EXERCISE INSTRUCTIONS:
Return every record verbatim.

* * * * *

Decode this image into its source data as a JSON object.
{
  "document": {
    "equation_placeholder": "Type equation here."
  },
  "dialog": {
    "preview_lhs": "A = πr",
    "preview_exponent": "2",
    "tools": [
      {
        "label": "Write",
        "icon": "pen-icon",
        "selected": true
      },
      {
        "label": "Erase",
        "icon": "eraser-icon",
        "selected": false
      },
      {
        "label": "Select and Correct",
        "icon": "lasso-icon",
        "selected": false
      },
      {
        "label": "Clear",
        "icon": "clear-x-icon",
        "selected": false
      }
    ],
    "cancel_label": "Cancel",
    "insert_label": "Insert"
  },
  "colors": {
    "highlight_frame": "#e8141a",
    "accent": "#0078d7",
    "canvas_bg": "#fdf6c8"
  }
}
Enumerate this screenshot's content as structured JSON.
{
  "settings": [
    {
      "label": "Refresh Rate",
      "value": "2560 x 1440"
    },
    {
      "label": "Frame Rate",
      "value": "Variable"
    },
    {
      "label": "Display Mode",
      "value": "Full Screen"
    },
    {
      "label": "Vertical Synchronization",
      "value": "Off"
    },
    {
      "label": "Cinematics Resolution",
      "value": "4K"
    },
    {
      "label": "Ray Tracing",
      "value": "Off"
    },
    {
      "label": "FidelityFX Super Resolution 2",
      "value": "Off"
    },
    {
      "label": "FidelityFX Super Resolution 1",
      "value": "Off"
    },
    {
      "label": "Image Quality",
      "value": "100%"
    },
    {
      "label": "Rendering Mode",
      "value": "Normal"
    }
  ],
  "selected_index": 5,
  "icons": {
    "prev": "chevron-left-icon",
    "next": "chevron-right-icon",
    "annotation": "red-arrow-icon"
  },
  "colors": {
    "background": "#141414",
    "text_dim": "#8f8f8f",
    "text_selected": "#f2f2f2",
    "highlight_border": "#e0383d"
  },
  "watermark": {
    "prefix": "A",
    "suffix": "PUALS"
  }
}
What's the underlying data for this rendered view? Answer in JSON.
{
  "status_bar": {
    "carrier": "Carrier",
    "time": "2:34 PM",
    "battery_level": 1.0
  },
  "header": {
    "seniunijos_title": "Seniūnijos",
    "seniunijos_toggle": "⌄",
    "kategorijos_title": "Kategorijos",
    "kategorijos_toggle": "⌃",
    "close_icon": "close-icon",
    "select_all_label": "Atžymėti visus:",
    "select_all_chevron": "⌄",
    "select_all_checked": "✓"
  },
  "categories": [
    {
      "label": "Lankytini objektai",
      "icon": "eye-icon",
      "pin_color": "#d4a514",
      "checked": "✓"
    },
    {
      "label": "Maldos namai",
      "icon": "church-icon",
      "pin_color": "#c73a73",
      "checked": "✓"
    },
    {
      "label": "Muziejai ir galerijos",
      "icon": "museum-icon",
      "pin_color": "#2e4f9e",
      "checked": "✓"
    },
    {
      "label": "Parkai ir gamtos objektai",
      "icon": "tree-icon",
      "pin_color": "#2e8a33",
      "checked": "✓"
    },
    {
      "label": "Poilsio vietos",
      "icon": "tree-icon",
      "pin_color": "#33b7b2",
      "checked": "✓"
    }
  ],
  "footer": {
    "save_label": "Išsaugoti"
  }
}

* * * * *

FULL SOLUTION:
Decode this image into its source data as a JSON object.
{
  "document": {
    "equation_placeholder": "Type equation here."
  },
  "dialog": {
    "preview_lhs": "A = πr",
    "preview_exponent": "2",
    "tools": [
      {
        "label": "Write",
        "icon": "pen-icon",
        "selected": true
      },
      {
        "label": "Erase",
        "icon": "eraser-icon",
        "selected": false
      },
      {
        "label": "Select and Correct",
        "icon": "lasso-icon",
        "selected": false
      },
      {
        "label": "Clear",
        "icon": "clear-x-icon",
        "selected": false
      }
    ],
    "cancel_label": "Cancel",
    "insert_label": "Insert"
  },
  "colors": {
    "highlight_frame": "#e8141a",
    "accent": "#0078d7",
    "canvas_bg": "#fdf6c8"
  }
}
Enumerate this screenshot's content as structured JSON.
{
  "settings": [
    {
      "label": "Refresh Rate",
      "value": "2560 x 1440"
    },
    {
      "label": "Frame Rate",
      "value": "Variable"
    },
    {
      "label": "Display Mode",
      "value": "Full Screen"
    },
    {
      "label": "Vertical Synchronization",
      "value": "Off"
    },
    {
      "label": "Cinematics Resolution",
      "value": "4K"
    },
    {
      "label": "Ray Tracing",
      "value": "Off"
    },
    {
      "label": "FidelityFX Super Resolution 2",
      "value": "Off"
    },
    {
      "label": "FidelityFX Super Resolution 1",
      "value": "Off"
    },
    {
      "label": "Image Quality",
      "value": "100%"
    },
    {
      "label": "Rendering Mode",
      "value": "Normal"
    }
  ],
  "selected_index": 5,
  "icons": {
    "prev": "chevron-left-icon",
    "next": "chevron-right-icon",
    "annotation": "red-arrow-icon"
  },
  "colors": {
    "background": "#141414",
    "text_dim": "#8f8f8f",
    "text_selected": "#f2f2f2",
    "highlight_border": "#e0383d"
  },
  "watermark": {
    "prefix": "A",
    "suffix": "PUALS"
  }
}
What's the underlying data for this rendered view? Answer in JSON.
{
  "status_bar": {
    "carrier": "Carrier",
    "time": "2:34 PM",
    "battery_level": 1.0
  },
  "header": {
    "seniunijos_title": "Seniūnijos",
    "seniunijos_toggle": "⌄",
    "kategorijos_title": "Kategorijos",
    "kategorijos_toggle": "⌃",
    "close_icon": "close-icon",
    "select_all_label": "Atžymėti visus:",
    "select_all_chevron": "⌄",
    "select_all_checked": "✓"
  },
  "categories": [
    {
      "label": "Lankytini objektai",
      "icon": "eye-icon",
      "pin_color": "#d4a514",
      "checked": "✓"
    },
    {
      "label": "Maldos namai",
      "icon": "church-icon",
      "pin_color": "#c73a73",
      "checked": "✓"
    },
    {
      "label": "Muziejai ir galerijos",
      "icon": "museum-icon",
      "pin_color": "#2e4f9e",
      "checked": "✓"
    },
    {
      "label": "Parkai ir gamtos objektai",
      "icon": "tree-icon",
      "pin_color": "#2e8a33",
      "checked": "✓"
    },
    {
      "label": "Poilsio vietos",
      "icon": "tree-icon",
      "pin_color": "#33b7b2",
      "checked": "✓"
    }
  ],
  "footer": {
    "save_label": "Išsaugoti"
  }
}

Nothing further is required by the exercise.